▸ TASK DESCRIPTION
Find each line with the string "this" and report it.

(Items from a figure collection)
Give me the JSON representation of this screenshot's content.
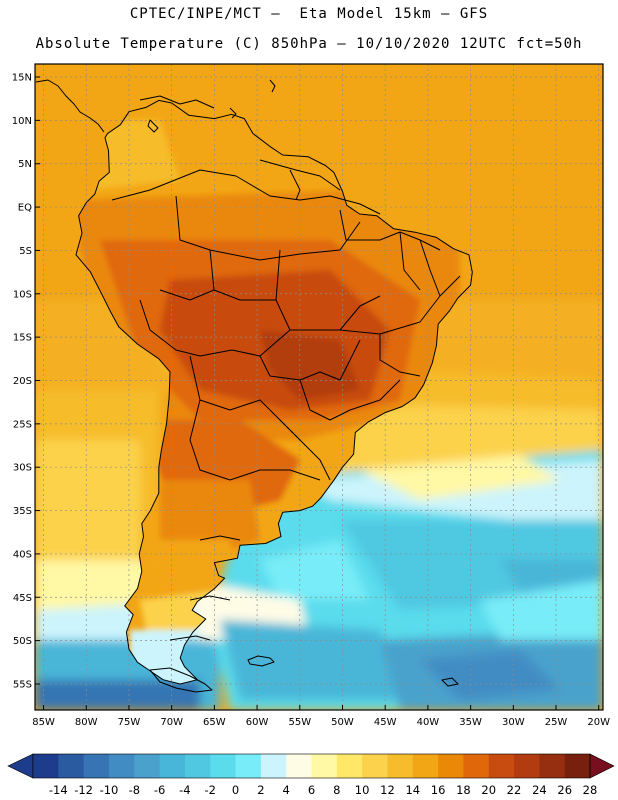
{
  "header": {
    "line1": "CPTEC/INPE/MCT –  Eta Model 15km – GFS",
    "line2": "Absolute Temperature (C) 850hPa – 10/10/2020 12UTC fct=50h"
  },
  "map": {
    "lon_range": [
      -86,
      -19.5
    ],
    "lat_range": [
      -58,
      16.5
    ],
    "lon_ticks": [
      {
        "value": -85,
        "label": "85W"
      },
      {
        "value": -80,
        "label": "80W"
      },
      {
        "value": -75,
        "label": "75W"
      },
      {
        "value": -70,
        "label": "70W"
      },
      {
        "value": -65,
        "label": "65W"
      },
      {
        "value": -60,
        "label": "60W"
      },
      {
        "value": -55,
        "label": "55W"
      },
      {
        "value": -50,
        "label": "50W"
      },
      {
        "value": -45,
        "label": "45W"
      },
      {
        "value": -40,
        "label": "40W"
      },
      {
        "value": -35,
        "label": "35W"
      },
      {
        "value": -30,
        "label": "30W"
      },
      {
        "value": -25,
        "label": "25W"
      },
      {
        "value": -20,
        "label": "20W"
      }
    ],
    "lat_ticks": [
      {
        "value": 15,
        "label": "15N"
      },
      {
        "value": 10,
        "label": "10N"
      },
      {
        "value": 5,
        "label": "5N"
      },
      {
        "value": 0,
        "label": "EQ"
      },
      {
        "value": -5,
        "label": "5S"
      },
      {
        "value": -10,
        "label": "10S"
      },
      {
        "value": -15,
        "label": "15S"
      },
      {
        "value": -20,
        "label": "20S"
      },
      {
        "value": -25,
        "label": "25S"
      },
      {
        "value": -30,
        "label": "30S"
      },
      {
        "value": -35,
        "label": "35S"
      },
      {
        "value": -40,
        "label": "40S"
      },
      {
        "value": -45,
        "label": "45S"
      },
      {
        "value": -50,
        "label": "50S"
      },
      {
        "value": -55,
        "label": "55S"
      }
    ]
  },
  "colorbar": {
    "labels": [
      "-14",
      "-12",
      "-10",
      "-8",
      "-6",
      "-4",
      "-2",
      "0",
      "2",
      "4",
      "6",
      "8",
      "10",
      "12",
      "14",
      "16",
      "18",
      "20",
      "22",
      "24",
      "26",
      "28"
    ],
    "colors": {
      "under": "#1e3c8c",
      "bins": [
        "#1e3c8c",
        "#2a5aa0",
        "#3674b4",
        "#428cc4",
        "#4aa2cc",
        "#48b6d8",
        "#50c8e2",
        "#5adcec",
        "#78ecf8",
        "#ccf4fc",
        "#fffce6",
        "#fff8a4",
        "#ffe868",
        "#fcd24c",
        "#f6bc2c",
        "#f2a616",
        "#ea8808",
        "#e0680a",
        "#c84c10",
        "#b23c10",
        "#962e10",
        "#78200e"
      ],
      "over": "#780f1e"
    }
  }
}
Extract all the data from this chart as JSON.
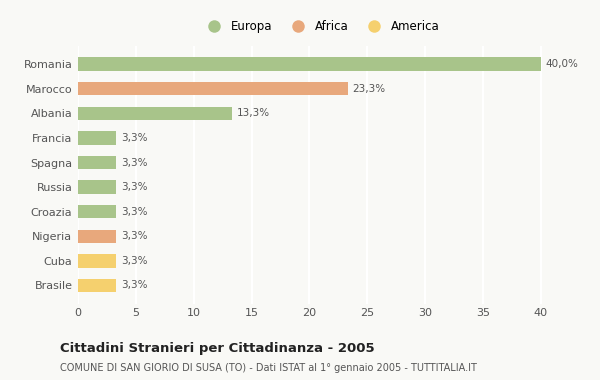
{
  "categories": [
    "Brasile",
    "Cuba",
    "Nigeria",
    "Croazia",
    "Russia",
    "Spagna",
    "Francia",
    "Albania",
    "Marocco",
    "Romania"
  ],
  "values": [
    3.3,
    3.3,
    3.3,
    3.3,
    3.3,
    3.3,
    3.3,
    13.3,
    23.3,
    40.0
  ],
  "colors": [
    "#f5d06e",
    "#f5d06e",
    "#e8a87c",
    "#a8c48a",
    "#a8c48a",
    "#a8c48a",
    "#a8c48a",
    "#a8c48a",
    "#e8a87c",
    "#a8c48a"
  ],
  "labels": [
    "3,3%",
    "3,3%",
    "3,3%",
    "3,3%",
    "3,3%",
    "3,3%",
    "3,3%",
    "13,3%",
    "23,3%",
    "40,0%"
  ],
  "legend": [
    {
      "label": "Europa",
      "color": "#a8c48a"
    },
    {
      "label": "Africa",
      "color": "#e8a87c"
    },
    {
      "label": "America",
      "color": "#f5d06e"
    }
  ],
  "xlim": [
    0,
    42
  ],
  "xticks": [
    0,
    5,
    10,
    15,
    20,
    25,
    30,
    35,
    40
  ],
  "title": "Cittadini Stranieri per Cittadinanza - 2005",
  "subtitle": "COMUNE DI SAN GIORIO DI SUSA (TO) - Dati ISTAT al 1° gennaio 2005 - TUTTITALIA.IT",
  "background_color": "#f9f9f6",
  "bar_height": 0.55,
  "grid_color": "#ffffff",
  "text_color": "#555555"
}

▸ FINAL RESULT
Give me the JSON representation of this screenshot's content.
Extract all the data from this chart as JSON.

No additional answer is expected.